[Collected data entries]
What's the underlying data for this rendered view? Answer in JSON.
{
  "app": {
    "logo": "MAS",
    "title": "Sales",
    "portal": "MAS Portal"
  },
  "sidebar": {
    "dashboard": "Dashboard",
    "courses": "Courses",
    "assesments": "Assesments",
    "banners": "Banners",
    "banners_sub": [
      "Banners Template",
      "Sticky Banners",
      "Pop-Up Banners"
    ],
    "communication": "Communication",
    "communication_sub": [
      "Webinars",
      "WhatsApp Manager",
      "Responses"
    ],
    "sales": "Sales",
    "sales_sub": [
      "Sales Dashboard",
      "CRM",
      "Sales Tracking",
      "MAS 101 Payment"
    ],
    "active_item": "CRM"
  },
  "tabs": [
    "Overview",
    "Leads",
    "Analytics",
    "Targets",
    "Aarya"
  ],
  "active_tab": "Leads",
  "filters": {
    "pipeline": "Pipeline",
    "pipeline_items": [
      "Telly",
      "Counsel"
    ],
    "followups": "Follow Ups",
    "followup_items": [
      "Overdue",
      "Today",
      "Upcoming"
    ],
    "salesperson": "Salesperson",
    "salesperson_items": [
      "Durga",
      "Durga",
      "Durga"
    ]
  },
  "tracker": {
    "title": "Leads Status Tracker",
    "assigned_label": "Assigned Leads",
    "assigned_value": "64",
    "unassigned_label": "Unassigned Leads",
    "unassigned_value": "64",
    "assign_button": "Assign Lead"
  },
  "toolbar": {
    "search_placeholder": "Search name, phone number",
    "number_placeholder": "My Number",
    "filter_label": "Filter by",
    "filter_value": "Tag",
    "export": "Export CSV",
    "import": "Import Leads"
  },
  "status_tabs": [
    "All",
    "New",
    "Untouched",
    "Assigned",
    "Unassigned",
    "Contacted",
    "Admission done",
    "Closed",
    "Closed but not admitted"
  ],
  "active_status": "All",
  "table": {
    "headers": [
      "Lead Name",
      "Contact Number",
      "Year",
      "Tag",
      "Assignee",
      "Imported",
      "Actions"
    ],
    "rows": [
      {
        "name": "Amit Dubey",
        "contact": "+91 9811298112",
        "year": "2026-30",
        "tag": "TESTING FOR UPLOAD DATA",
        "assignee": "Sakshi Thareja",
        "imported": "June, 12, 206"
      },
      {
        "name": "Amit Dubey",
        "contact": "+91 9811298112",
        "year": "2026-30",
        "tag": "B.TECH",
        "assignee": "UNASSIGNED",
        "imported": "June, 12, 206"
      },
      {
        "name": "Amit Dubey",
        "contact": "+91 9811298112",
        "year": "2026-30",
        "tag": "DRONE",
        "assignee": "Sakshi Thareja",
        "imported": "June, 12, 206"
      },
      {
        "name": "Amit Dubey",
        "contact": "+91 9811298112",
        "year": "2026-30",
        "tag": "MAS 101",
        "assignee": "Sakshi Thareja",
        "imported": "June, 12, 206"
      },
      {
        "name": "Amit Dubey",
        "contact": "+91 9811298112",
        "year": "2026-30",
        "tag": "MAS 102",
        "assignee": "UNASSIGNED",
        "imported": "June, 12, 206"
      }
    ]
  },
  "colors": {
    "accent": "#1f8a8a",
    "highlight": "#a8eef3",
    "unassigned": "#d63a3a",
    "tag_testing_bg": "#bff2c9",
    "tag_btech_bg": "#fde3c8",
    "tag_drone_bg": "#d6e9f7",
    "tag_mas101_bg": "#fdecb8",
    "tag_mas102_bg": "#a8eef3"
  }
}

# [GIVEN TASK]
Write down the full listing again, exactly.

# [WRITTEN SOLUTION]
What's the underlying data for this rendered view? Answer in JSON.
{
  "app": {
    "logo": "MAS",
    "title": "Sales",
    "portal": "MAS Portal"
  },
  "sidebar": {
    "dashboard": "Dashboard",
    "courses": "Courses",
    "assesments": "Assesments",
    "banners": "Banners",
    "banners_sub": [
      "Banners Template",
      "Sticky Banners",
      "Pop-Up Banners"
    ],
    "communication": "Communication",
    "communication_sub": [
      "Webinars",
      "WhatsApp Manager",
      "Responses"
    ],
    "sales": "Sales",
    "sales_sub": [
      "Sales Dashboard",
      "CRM",
      "Sales Tracking",
      "MAS 101 Payment"
    ],
    "active_item": "CRM"
  },
  "tabs": [
    "Overview",
    "Leads",
    "Analytics",
    "Targets",
    "Aarya"
  ],
  "active_tab": "Leads",
  "filters": {
    "pipeline": "Pipeline",
    "pipeline_items": [
      "Telly",
      "Counsel"
    ],
    "followups": "Follow Ups",
    "followup_items": [
      "Overdue",
      "Today",
      "Upcoming"
    ],
    "salesperson": "Salesperson",
    "salesperson_items": [
      "Durga",
      "Durga",
      "Durga"
    ]
  },
  "tracker": {
    "title": "Leads Status Tracker",
    "assigned_label": "Assigned Leads",
    "assigned_value": "64",
    "unassigned_label": "Unassigned Leads",
    "unassigned_value": "64",
    "assign_button": "Assign Lead"
  },
  "toolbar": {
    "search_placeholder": "Search name, phone number",
    "number_placeholder": "My Number",
    "filter_label": "Filter by",
    "filter_value": "Tag",
    "export": "Export CSV",
    "import": "Import Leads"
  },
  "status_tabs": [
    "All",
    "New",
    "Untouched",
    "Assigned",
    "Unassigned",
    "Contacted",
    "Admission done",
    "Closed",
    "Closed but not admitted"
  ],
  "active_status": "All",
  "table": {
    "headers": [
      "Lead Name",
      "Contact Number",
      "Year",
      "Tag",
      "Assignee",
      "Imported",
      "Actions"
    ],
    "rows": [
      {
        "name": "Amit Dubey",
        "contact": "+91 9811298112",
        "year": "2026-30",
        "tag": "TESTING FOR UPLOAD DATA",
        "assignee": "Sakshi Thareja",
        "imported": "June, 12, 206"
      },
      {
        "name": "Amit Dubey",
        "contact": "+91 9811298112",
        "year": "2026-30",
        "tag": "B.TECH",
        "assignee": "UNASSIGNED",
        "imported": "June, 12, 206"
      },
      {
        "name": "Amit Dubey",
        "contact": "+91 9811298112",
        "year": "2026-30",
        "tag": "DRONE",
        "assignee": "Sakshi Thareja",
        "imported": "June, 12, 206"
      },
      {
        "name": "Amit Dubey",
        "contact": "+91 9811298112",
        "year": "2026-30",
        "tag": "MAS 101",
        "assignee": "Sakshi Thareja",
        "imported": "June, 12, 206"
      },
      {
        "name": "Amit Dubey",
        "contact": "+91 9811298112",
        "year": "2026-30",
        "tag": "MAS 102",
        "assignee": "UNASSIGNED",
        "imported": "June, 12, 206"
      }
    ]
  },
  "colors": {
    "accent": "#1f8a8a",
    "highlight": "#a8eef3",
    "unassigned": "#d63a3a",
    "tag_testing_bg": "#bff2c9",
    "tag_btech_bg": "#fde3c8",
    "tag_drone_bg": "#d6e9f7",
    "tag_mas101_bg": "#fdecb8",
    "tag_mas102_bg": "#a8eef3"
  }
}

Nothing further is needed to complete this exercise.